- Task requirements -
Your task is to count the lines of the entries below that include the word "color" and to give only the resulting number.

+ + + + +

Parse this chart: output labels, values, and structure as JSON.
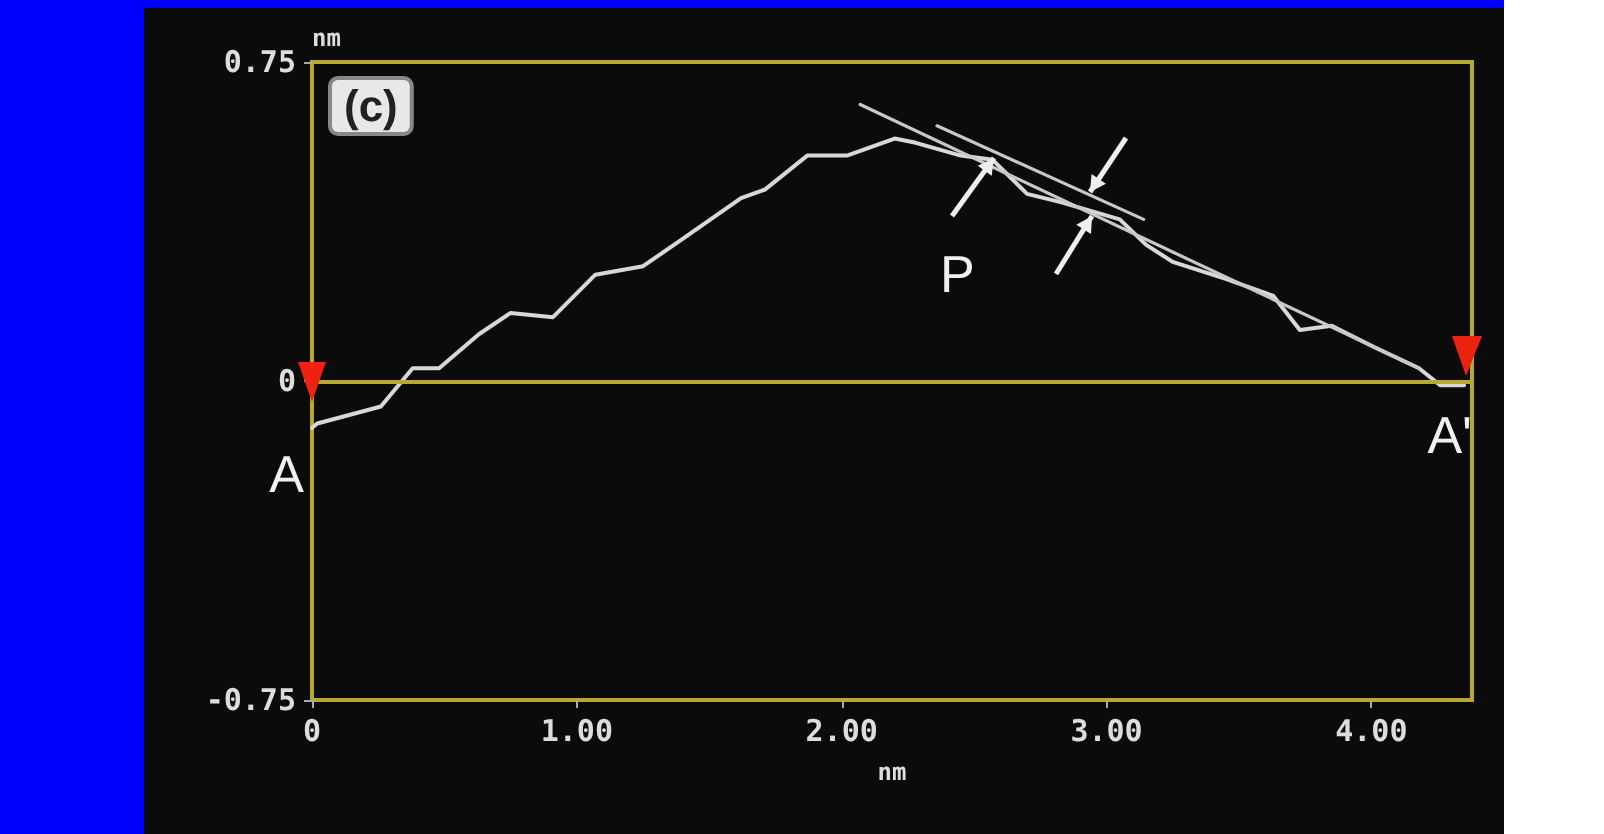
{
  "chart_data": {
    "type": "line",
    "xlabel": "nm",
    "ylabel": "nm",
    "xlim": [
      0,
      4.38
    ],
    "ylim": [
      -0.75,
      0.75
    ],
    "xticks": [
      0,
      {
        "value": 1,
        "label": "1.00"
      },
      {
        "value": 2,
        "label": "2.00"
      },
      {
        "value": 3,
        "label": "3.00"
      },
      {
        "value": 4,
        "label": "4.00"
      }
    ],
    "yticks": [
      -0.75,
      0,
      0.75
    ],
    "grid": false,
    "marker": "none",
    "line_style": "solid",
    "series": [
      {
        "color": "#d8d8d8",
        "x": [
          0,
          0.02,
          0.26,
          0.38,
          0.48,
          0.63,
          0.75,
          0.91,
          1.07,
          1.25,
          1.39,
          1.62,
          1.71,
          1.87,
          2.02,
          2.2,
          2.28,
          2.45,
          2.57,
          2.7,
          2.83,
          3.05,
          3.15,
          3.25,
          3.45,
          3.63,
          3.73,
          3.85,
          4.01,
          4.18,
          4.26,
          4.35
        ],
        "values": [
          -0.11,
          -0.1,
          -0.06,
          0.03,
          0.03,
          0.11,
          0.16,
          0.15,
          0.25,
          0.27,
          0.33,
          0.43,
          0.45,
          0.53,
          0.53,
          0.57,
          0.56,
          0.53,
          0.52,
          0.44,
          0.42,
          0.38,
          0.32,
          0.28,
          0.24,
          0.2,
          0.12,
          0.13,
          0.08,
          0.03,
          -0.01,
          -0.01
        ]
      },
      {
        "color": "#c8c8c8",
        "x": [
          2.07,
          4.18
        ],
        "values": [
          0.65,
          0.03
        ]
      },
      {
        "color": "#c8c8c8",
        "x": [
          2.36,
          3.14
        ],
        "values": [
          0.6,
          0.38
        ]
      }
    ],
    "ref_lines": [
      {
        "axis": "y",
        "value": 0,
        "color": "#b8a832"
      }
    ],
    "annotations": [
      "(c)",
      "P",
      {
        "text": "A",
        "x": 0,
        "y": -0.11
      },
      {
        "text": "A'",
        "x": 4.38,
        "y": 0
      }
    ]
  }
}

+ + + + +

- Answer to the exercise -
4